*Exercise*. Please rewrite the item lines from the one containing "wind-barb (170, 206, 193, 216)" down to the one containing "wind-barb (370, 345, 387, 365)", both included, as a JSON list of strings with one string per line and no blank lines.

*Data shown*.
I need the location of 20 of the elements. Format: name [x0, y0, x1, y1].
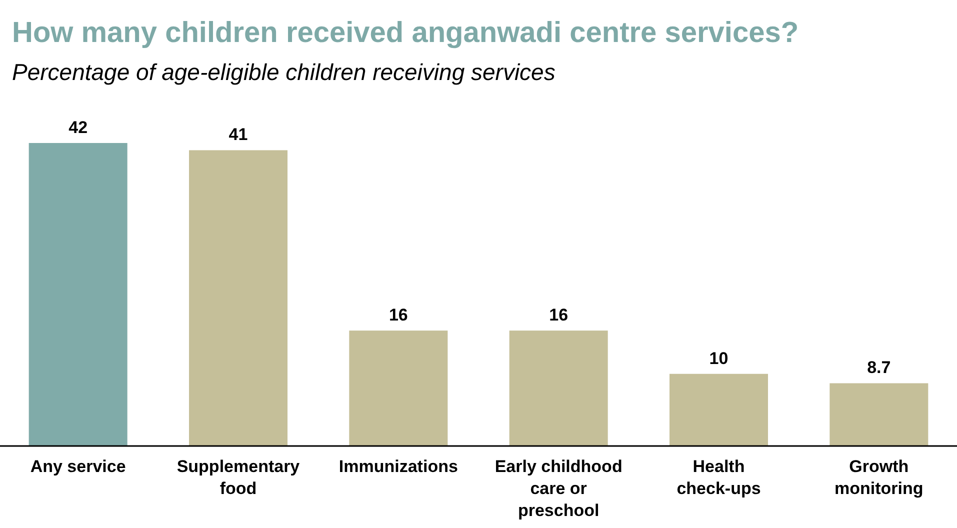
chart-subtitle: Percentage of age-eligible children receiving services	[12, 59, 556, 85]
data-label: 16	[388, 306, 408, 325]
x-tick-label: Supplementary food	[176, 457, 300, 498]
bar	[349, 330, 448, 446]
bar	[670, 374, 768, 446]
bar	[28, 143, 128, 446]
chart-title: How many children received anganwadi centre services?	[12, 17, 799, 49]
x-tick-label: Early childhood care or preschool	[494, 457, 622, 520]
data-label: 8.7	[867, 358, 891, 378]
x-tick-label: Health check-ups	[676, 457, 761, 498]
x-tick-label: Any service	[30, 457, 126, 476]
data-label: 10	[709, 348, 728, 368]
x-tick-label: Growth monitoring	[834, 457, 924, 498]
data-label: 42	[68, 118, 88, 137]
x-tick-label: Immunizations	[338, 457, 458, 476]
bar	[509, 330, 608, 446]
data-label: 16	[549, 306, 568, 325]
bar	[830, 383, 928, 446]
bar	[188, 150, 288, 446]
data-label: 41	[228, 125, 248, 144]
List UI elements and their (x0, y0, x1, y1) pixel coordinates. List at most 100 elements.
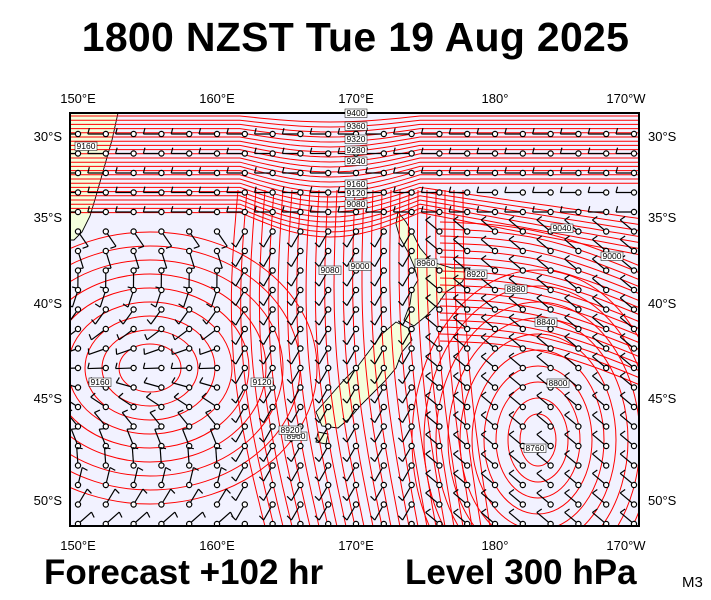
wind-barb (170, 206, 193, 216)
wind-barb (325, 520, 332, 526)
wind-barb (258, 267, 276, 287)
wind-barb (480, 469, 499, 489)
height-contour (296, 189, 329, 526)
height-contour (70, 212, 639, 256)
wind-barb (453, 313, 471, 333)
wind-barb (370, 403, 387, 424)
wind-barb (314, 325, 332, 346)
wind-barb (370, 228, 387, 248)
wind-barb (587, 206, 610, 216)
wind-barb (74, 446, 83, 469)
wind-barb (536, 508, 554, 526)
wind-barb (397, 481, 415, 502)
wind-barb (370, 345, 387, 365)
wind-barb (115, 167, 137, 177)
wind-barb (536, 352, 554, 372)
wind-barb (87, 206, 110, 216)
contour-label: 9400 (344, 108, 368, 118)
wind-barb (258, 286, 276, 307)
wind-barb (90, 392, 110, 411)
wind-barb (70, 189, 82, 196)
wind-barb (476, 186, 499, 196)
contour-label: 9000 (600, 251, 624, 261)
contour-label: 9360 (344, 121, 368, 131)
wind-barb (258, 325, 276, 346)
contour-label: 8920 (278, 425, 302, 435)
wind-barb (115, 186, 137, 196)
contour-label: 9000 (348, 261, 372, 271)
wind-barb (314, 442, 332, 463)
wind-barb (619, 410, 638, 430)
wind-barb (592, 352, 610, 372)
svg-text:9400: 9400 (347, 108, 366, 118)
forecast-label: Forecast +102 hr (44, 553, 324, 592)
wind-barb (201, 392, 221, 411)
wind-barb (149, 409, 165, 430)
wind-barb (342, 403, 360, 424)
height-contour (240, 189, 275, 526)
wind-barb (397, 364, 415, 385)
height-contour (439, 305, 639, 351)
wind-barb (453, 215, 471, 235)
contour-label: 9080 (344, 199, 368, 209)
wind-barb (619, 313, 638, 333)
wind-barb (143, 377, 165, 391)
wind-barb (508, 313, 527, 333)
wind-barb (231, 481, 248, 502)
wind-barb (70, 427, 82, 450)
wind-barb (70, 208, 82, 216)
wind-barb (536, 293, 554, 313)
wind-barb (309, 186, 332, 196)
wind-barb (453, 469, 471, 489)
wind-barb (592, 488, 610, 508)
wind-barb (185, 466, 199, 489)
wind-barb (231, 325, 248, 346)
wind-barb (370, 384, 387, 404)
wind-barb (370, 306, 387, 326)
height-contour (439, 340, 639, 386)
wind-barb (397, 384, 415, 404)
wind-barb (592, 371, 610, 391)
wind-barb (508, 488, 527, 508)
wind-barb (504, 128, 527, 138)
wind-barb (370, 267, 387, 287)
wind-barb (144, 325, 165, 341)
wind-barb (476, 206, 499, 216)
wind-barb (158, 488, 176, 508)
wind-barb (314, 403, 332, 424)
contour-label: 9280 (344, 145, 368, 155)
wind-barb (365, 167, 387, 177)
wind-barb (420, 186, 443, 196)
height-contour (370, 189, 401, 526)
wind-barb (198, 147, 221, 157)
wind-barb (286, 442, 304, 463)
wind-barb (226, 147, 248, 157)
height-contour (361, 189, 392, 526)
wind-barb (480, 430, 499, 450)
wind-barb (143, 345, 165, 356)
wind-barb (592, 274, 610, 294)
height-contour (314, 189, 347, 526)
wind-barb (74, 466, 88, 489)
wind-barb (453, 449, 471, 469)
height-contour (439, 333, 639, 379)
height-contour (268, 189, 302, 526)
wind-barb (425, 449, 443, 469)
wind-barb (231, 267, 248, 287)
wind-barb (592, 313, 610, 333)
wind-barb (74, 228, 89, 249)
wind-barb (504, 206, 527, 216)
wind-barb (342, 501, 360, 521)
wind-barb (70, 409, 82, 430)
wind-barb (425, 391, 443, 411)
wind-barb (592, 430, 610, 450)
wind-barb (564, 254, 582, 274)
height-contour (471, 349, 605, 526)
wind-barb (130, 446, 139, 469)
wind-barb (370, 442, 387, 463)
wind-barb (70, 384, 82, 391)
wind-barb (370, 501, 387, 521)
wind-barb (231, 462, 248, 482)
wind-barb (532, 186, 554, 196)
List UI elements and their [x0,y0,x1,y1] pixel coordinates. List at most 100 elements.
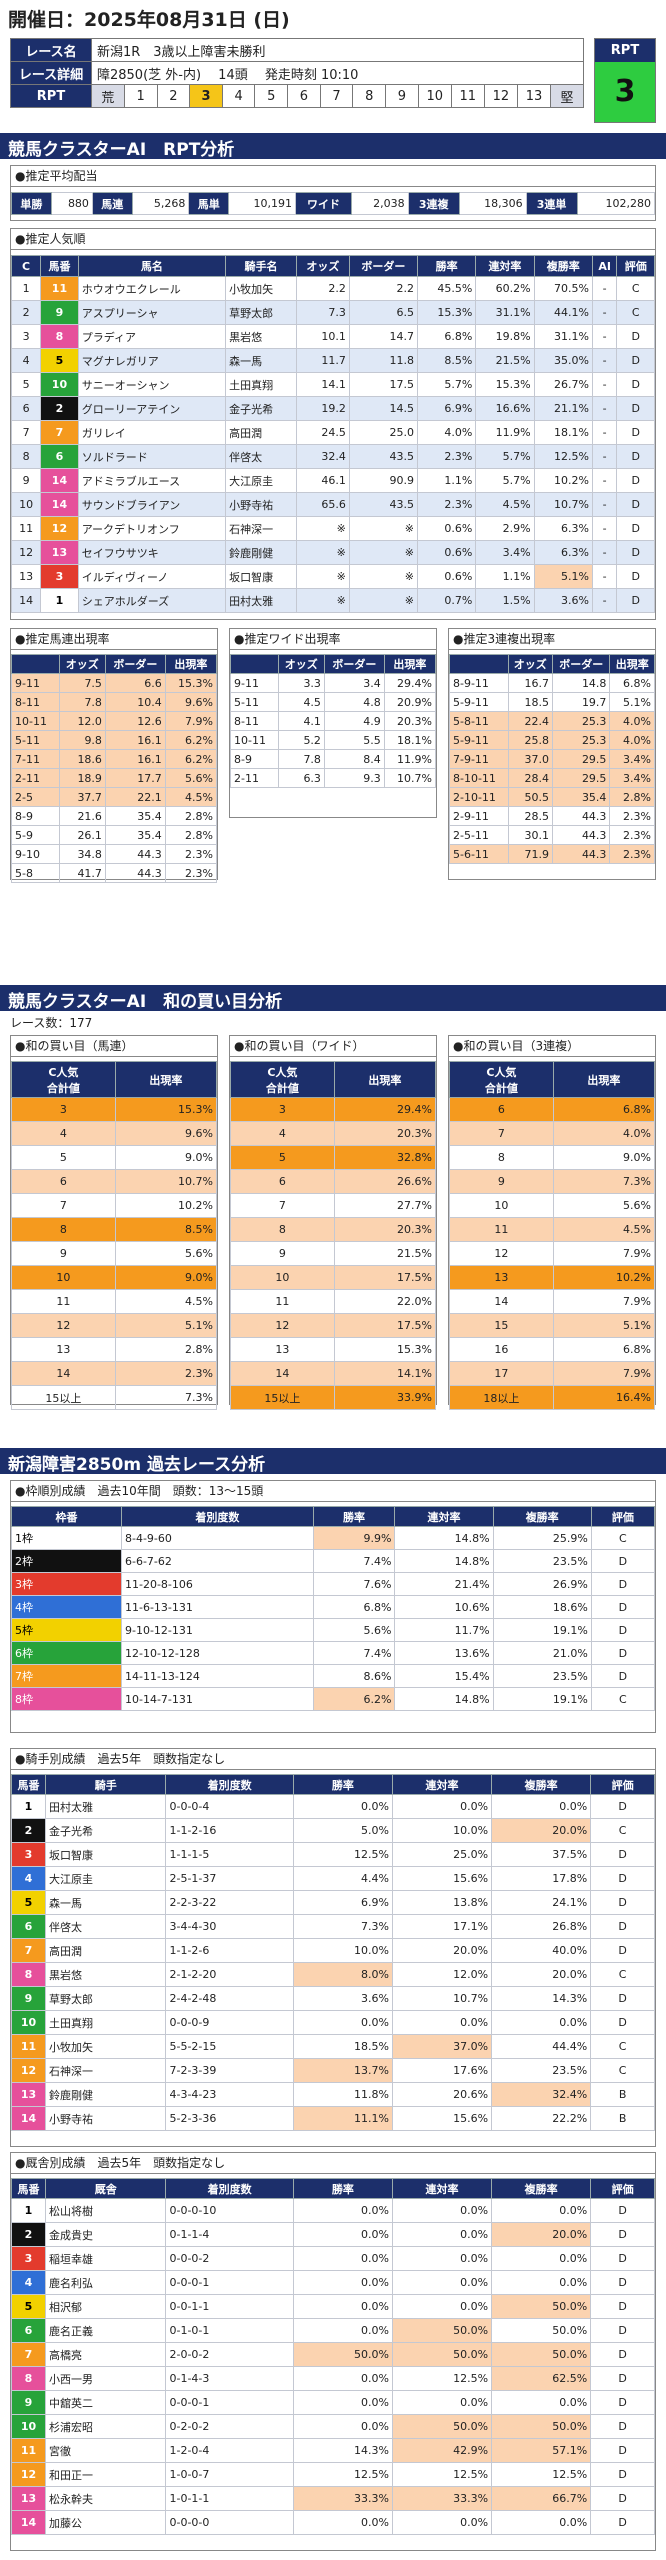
horse-row[interactable]: 12 13 セイフウサツキ 鈴鹿剛健 ※ ※ 0.6% 3.4% 6.3% - D [10,540,655,565]
pair-border: 22.1 [104,787,166,807]
horse-row[interactable]: 5 10 サニーオーシャン 土田真翔 14.1 17.5 5.7% 15.3% 26.7% - D [10,372,655,397]
sum-value: 12 [230,1313,335,1338]
pair-border: 25.3 [552,711,611,731]
rpt-cell: 2 [156,84,191,108]
sum-value: 6 [230,1169,335,1194]
trainer-win: 0.0% [292,2510,393,2535]
pair-combo: 9-10 [11,844,60,864]
jockey-header: 馬番 [11,1774,46,1795]
pair-combo: 5-9-11 [449,730,509,750]
sum-row: 14 2.3% [11,1361,218,1386]
jockey-top3: 20.0% [491,1962,592,1987]
pop-header: 勝率 [416,255,477,277]
trainer-record: 1-0-1-1 [165,2486,294,2511]
sum-rate: 5.1% [552,1313,656,1338]
trainer-row: 1 松山将樹 0-0-0-10 0.0% 0.0% 0.0% D [11,2198,655,2223]
horse-row[interactable]: 2 9 アスプリーシャ 草野太郎 7.3 6.5 15.3% 31.1% 44.1% - C [10,300,655,325]
trainer-top2: 0.0% [391,2270,493,2295]
sum-value: 15以上 [230,1385,335,1410]
jockey-top2: 20.0% [391,1938,493,1963]
jockey-name: 高田潤 [225,420,297,445]
frame-number: 2枠 [11,1549,122,1573]
horse-row[interactable]: 1 11 ホウオウエクレール 小牧加矢 2.2 2.2 45.5% 60.2% 70.5% - C [10,276,655,301]
horse-name: アドミラブルエース [77,468,227,493]
pair-border: 10.4 [104,692,166,712]
pop-rank: 13 [10,564,42,589]
frame-top2: 15.4% [394,1664,494,1688]
horse-row[interactable]: 9 14 アドミラブルエース 大江原圭 46.1 90.9 1.1% 5.7% 10.2% - D [10,468,655,493]
top2-rate: 5.7% [475,468,535,493]
jockey-row: 12 石神深一 7-2-3-39 13.7% 17.6% 23.5% C [11,2058,655,2083]
jockey-horse-number: 8 [11,1962,46,1987]
sum-value: 9 [449,1169,554,1194]
pair-header: オッズ [507,654,554,674]
trainer-name: 稲垣幸雄 [44,2246,167,2271]
payout-value: 18,306 [458,192,527,215]
sum-value: 8 [11,1217,116,1242]
pair-odds: 28.5 [507,806,554,826]
jockey-top3: 17.8% [491,1866,592,1891]
jockey-horse-number: 7 [11,1938,46,1963]
sum-rate: 26.6% [333,1169,437,1194]
frame-row: 8枠 10-14-7-131 6.2% 14.8% 19.1% C [11,1687,656,1711]
jockey-name: 大江原圭 [225,468,297,493]
jockey-win: 7.3% [292,1914,393,1939]
trainer-record: 2-0-0-2 [165,2342,294,2367]
horse-row[interactable]: 14 1 シェアホルダーズ 田村太雅 ※ ※ 0.7% 1.5% 3.6% - D [10,588,655,613]
horse-row[interactable]: 10 14 サウンドブライアン 小野寺祐 65.6 43.5 2.3% 4.5% 10.7% - D [10,492,655,517]
trainer-top3: 66.7% [491,2486,592,2511]
win-rate: 0.7% [416,588,477,613]
frame-record: 14-11-13-124 [121,1664,314,1688]
jockey-horse-number: 5 [11,1890,46,1915]
pop-rank: 14 [10,588,42,613]
top2-rate: 21.5% [475,348,535,373]
horse-row[interactable]: 11 12 アークデトリオンフ 石神深一 ※ ※ 0.6% 2.9% 6.3% - D [10,516,655,541]
pair-border: 44.3 [552,825,611,845]
pop-rank: 3 [10,324,42,349]
pair-border: 12.6 [104,711,166,731]
trainer-record: 0-0-0-1 [165,2270,294,2295]
horse-row[interactable]: 3 8 プラディア 黒岩悠 10.1 14.7 6.8% 19.8% 31.1% - D [10,324,655,349]
trainer-row: 8 小西一男 0-1-4-3 0.0% 12.5% 62.5% D [11,2366,655,2391]
jockey-record: 4-3-4-23 [165,2082,294,2107]
jockey-top3: 24.1% [491,1890,592,1915]
horse-row[interactable]: 4 5 マグナレガリア 森一馬 11.7 11.8 8.5% 21.5% 35.0% - D [10,348,655,373]
horse-row[interactable]: 6 2 グローリーアテイン 金子光希 19.2 14.5 6.9% 16.6% 21.1% - D [10,396,655,421]
pair-odds: 41.7 [58,863,106,883]
pair-combo: 5-11 [230,692,279,712]
frame-row: 5枠 9-10-12-131 5.6% 11.7% 19.1% D [11,1618,656,1642]
horse-row[interactable]: 8 6 ソルドラード 伴啓太 32.4 43.5 2.3% 5.7% 12.5% - D [10,444,655,469]
sum-value: 8 [230,1217,335,1242]
pair-rate: 2.8% [164,825,218,845]
jockey-win: 0.0% [292,2010,393,2035]
horse-number: 5 [40,348,79,373]
win-rate: 2.3% [416,492,477,517]
odds: 14.1 [296,372,350,397]
sum-rate: 4.5% [552,1217,656,1242]
date-title: 開催日：2025年08月31日 (日) [8,9,290,31]
pair-rate: 7.9% [164,711,218,731]
sum-row: 7 10.2% [11,1193,218,1218]
frame-grade: D [590,1595,656,1619]
horse-row[interactable]: 7 7 ガリレイ 高田潤 24.5 25.0 4.0% 11.9% 18.1% - D [10,420,655,445]
pair-odds: 71.9 [507,844,554,864]
frame-top2: 21.4% [394,1572,494,1596]
trainer-horse-number: 5 [11,2294,46,2319]
win-rate: 1.1% [416,468,477,493]
frame-row: 3枠 11-20-8-106 7.6% 21.4% 26.9% D [11,1572,656,1596]
jockey-grade: C [590,1962,655,1987]
sum-rate: 22.0% [333,1289,437,1314]
frame-number: 6枠 [11,1641,122,1665]
horse-row[interactable]: 13 3 イルディヴィーノ 坂口智康 ※ ※ 0.6% 1.1% 5.1% - D [10,564,655,589]
jockey-record: 0-0-0-4 [165,1794,294,1819]
sum-umaren-title: ●和の買い目（馬連） [11,1036,217,1057]
sum-rate: 14.1% [333,1361,437,1386]
trainer-grade: D [590,2270,655,2295]
pair-rate: 2.3% [609,844,655,864]
payout-value: 102,280 [576,192,656,215]
jockey-top3: 20.0% [491,1818,592,1843]
top3-rate: 18.1% [533,420,593,445]
jockey-header: 連対率 [391,1774,493,1795]
top2-rate: 19.8% [475,324,535,349]
jockey-record: 2-4-2-48 [165,1986,294,2011]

*Answer to this exercise*.
[
  "wind-barb (170, 206, 193, 216)",
  "wind-barb (325, 520, 332, 526)",
  "wind-barb (258, 267, 276, 287)",
  "wind-barb (480, 469, 499, 489)",
  "height-contour (296, 189, 329, 526)",
  "height-contour (70, 212, 639, 256)",
  "wind-barb (453, 313, 471, 333)",
  "wind-barb (370, 403, 387, 424)",
  "wind-barb (314, 325, 332, 346)",
  "wind-barb (370, 228, 387, 248)",
  "wind-barb (587, 206, 610, 216)",
  "wind-barb (74, 446, 83, 469)",
  "wind-barb (536, 508, 554, 526)",
  "wind-barb (397, 481, 415, 502)",
  "wind-barb (370, 345, 387, 365)"
]